Material supplied =
○ ○ ○ ○

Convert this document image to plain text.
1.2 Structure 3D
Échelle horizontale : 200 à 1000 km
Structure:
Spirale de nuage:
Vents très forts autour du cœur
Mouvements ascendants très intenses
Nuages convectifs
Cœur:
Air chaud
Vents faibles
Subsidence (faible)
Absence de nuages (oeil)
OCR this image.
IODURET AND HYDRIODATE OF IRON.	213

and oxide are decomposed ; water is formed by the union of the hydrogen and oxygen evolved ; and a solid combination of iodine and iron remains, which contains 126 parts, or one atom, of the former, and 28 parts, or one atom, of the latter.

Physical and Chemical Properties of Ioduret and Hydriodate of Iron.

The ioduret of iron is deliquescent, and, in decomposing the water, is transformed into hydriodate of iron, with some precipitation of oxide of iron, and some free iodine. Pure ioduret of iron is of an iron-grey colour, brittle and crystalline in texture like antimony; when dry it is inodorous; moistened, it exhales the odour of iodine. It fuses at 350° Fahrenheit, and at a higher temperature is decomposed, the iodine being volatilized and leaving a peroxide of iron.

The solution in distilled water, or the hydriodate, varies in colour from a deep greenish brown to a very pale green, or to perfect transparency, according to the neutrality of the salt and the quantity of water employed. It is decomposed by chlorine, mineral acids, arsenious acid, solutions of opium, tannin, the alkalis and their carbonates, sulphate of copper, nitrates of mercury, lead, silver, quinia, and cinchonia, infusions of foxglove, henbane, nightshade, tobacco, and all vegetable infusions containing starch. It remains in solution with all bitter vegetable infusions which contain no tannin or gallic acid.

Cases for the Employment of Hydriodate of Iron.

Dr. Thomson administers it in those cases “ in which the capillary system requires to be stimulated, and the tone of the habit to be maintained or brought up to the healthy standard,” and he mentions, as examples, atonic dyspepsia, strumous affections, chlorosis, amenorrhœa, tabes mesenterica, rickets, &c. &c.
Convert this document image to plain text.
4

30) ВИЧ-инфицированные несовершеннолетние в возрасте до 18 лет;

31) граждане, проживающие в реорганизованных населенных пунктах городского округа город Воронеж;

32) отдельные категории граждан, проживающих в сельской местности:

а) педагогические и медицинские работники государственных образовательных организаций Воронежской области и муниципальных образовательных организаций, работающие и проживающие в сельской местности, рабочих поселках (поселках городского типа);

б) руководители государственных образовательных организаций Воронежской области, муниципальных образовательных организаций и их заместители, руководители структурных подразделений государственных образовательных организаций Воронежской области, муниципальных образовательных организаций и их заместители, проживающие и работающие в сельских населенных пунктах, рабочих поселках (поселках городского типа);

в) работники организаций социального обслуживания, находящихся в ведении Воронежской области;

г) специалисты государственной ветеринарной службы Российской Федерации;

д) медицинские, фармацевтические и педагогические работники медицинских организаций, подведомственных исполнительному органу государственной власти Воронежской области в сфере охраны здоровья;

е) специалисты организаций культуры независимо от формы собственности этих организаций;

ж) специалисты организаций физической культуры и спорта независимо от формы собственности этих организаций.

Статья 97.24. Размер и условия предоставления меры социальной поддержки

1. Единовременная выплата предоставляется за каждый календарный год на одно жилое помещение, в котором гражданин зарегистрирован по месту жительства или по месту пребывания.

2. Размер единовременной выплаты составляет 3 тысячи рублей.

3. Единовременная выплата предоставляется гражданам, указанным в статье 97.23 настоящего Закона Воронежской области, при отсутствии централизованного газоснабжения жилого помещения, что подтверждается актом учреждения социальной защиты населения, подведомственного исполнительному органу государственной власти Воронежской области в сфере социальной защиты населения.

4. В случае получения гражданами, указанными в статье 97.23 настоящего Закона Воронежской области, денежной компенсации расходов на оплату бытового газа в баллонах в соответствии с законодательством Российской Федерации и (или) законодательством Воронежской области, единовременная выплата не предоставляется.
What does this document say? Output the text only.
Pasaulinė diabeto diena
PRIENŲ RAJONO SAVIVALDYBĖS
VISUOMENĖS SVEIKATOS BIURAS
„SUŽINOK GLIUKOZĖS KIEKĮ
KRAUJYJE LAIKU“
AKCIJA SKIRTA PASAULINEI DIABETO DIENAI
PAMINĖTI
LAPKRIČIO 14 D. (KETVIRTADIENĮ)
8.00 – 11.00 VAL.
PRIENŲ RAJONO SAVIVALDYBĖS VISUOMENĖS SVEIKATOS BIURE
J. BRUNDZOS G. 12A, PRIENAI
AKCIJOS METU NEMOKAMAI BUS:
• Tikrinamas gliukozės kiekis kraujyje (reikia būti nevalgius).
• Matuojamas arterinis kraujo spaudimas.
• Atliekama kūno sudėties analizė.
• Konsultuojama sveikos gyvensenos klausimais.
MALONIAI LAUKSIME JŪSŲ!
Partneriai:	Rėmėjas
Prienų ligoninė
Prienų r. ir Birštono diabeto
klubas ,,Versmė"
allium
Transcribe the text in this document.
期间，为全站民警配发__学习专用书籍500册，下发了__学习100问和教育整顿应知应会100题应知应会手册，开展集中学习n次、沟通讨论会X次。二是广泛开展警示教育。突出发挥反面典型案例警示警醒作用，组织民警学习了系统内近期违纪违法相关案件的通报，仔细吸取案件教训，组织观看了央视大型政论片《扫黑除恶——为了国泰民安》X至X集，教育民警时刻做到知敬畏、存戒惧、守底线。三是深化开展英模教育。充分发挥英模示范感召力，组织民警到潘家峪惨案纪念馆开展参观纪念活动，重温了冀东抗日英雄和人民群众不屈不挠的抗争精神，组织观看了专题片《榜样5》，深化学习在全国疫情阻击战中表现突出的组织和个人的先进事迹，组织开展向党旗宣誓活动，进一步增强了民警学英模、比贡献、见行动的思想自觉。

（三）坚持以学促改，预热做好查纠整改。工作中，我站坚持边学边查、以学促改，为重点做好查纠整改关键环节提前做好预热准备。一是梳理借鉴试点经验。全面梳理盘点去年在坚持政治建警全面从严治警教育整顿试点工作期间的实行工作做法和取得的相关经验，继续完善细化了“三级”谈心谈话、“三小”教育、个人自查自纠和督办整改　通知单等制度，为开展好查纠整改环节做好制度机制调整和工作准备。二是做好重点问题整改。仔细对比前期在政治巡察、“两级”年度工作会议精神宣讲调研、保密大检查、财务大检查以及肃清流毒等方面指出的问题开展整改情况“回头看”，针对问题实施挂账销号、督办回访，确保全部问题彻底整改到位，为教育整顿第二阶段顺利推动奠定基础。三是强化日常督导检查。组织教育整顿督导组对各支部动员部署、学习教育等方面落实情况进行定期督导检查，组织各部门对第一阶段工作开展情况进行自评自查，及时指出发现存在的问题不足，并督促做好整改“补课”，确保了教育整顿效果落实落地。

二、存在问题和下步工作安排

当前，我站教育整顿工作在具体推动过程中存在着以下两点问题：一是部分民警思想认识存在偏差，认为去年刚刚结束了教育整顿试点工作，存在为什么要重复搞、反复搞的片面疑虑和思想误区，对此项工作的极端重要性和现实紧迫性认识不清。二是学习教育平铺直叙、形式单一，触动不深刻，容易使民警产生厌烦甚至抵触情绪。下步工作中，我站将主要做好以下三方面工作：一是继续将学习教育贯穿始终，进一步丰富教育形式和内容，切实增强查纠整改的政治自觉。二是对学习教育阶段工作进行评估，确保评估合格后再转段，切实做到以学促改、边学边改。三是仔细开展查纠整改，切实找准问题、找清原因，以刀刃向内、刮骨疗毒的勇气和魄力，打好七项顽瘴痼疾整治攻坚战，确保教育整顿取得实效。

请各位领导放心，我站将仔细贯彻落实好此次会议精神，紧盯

○ ○ ○ ○

Work to complete = Return each line with "независимо".

The response =
е) специалисты организаций культуры независимо от формы собственности этих организаций;
ж) специалисты организаций физической культуры и спорта независимо от формы собственности этих организаций.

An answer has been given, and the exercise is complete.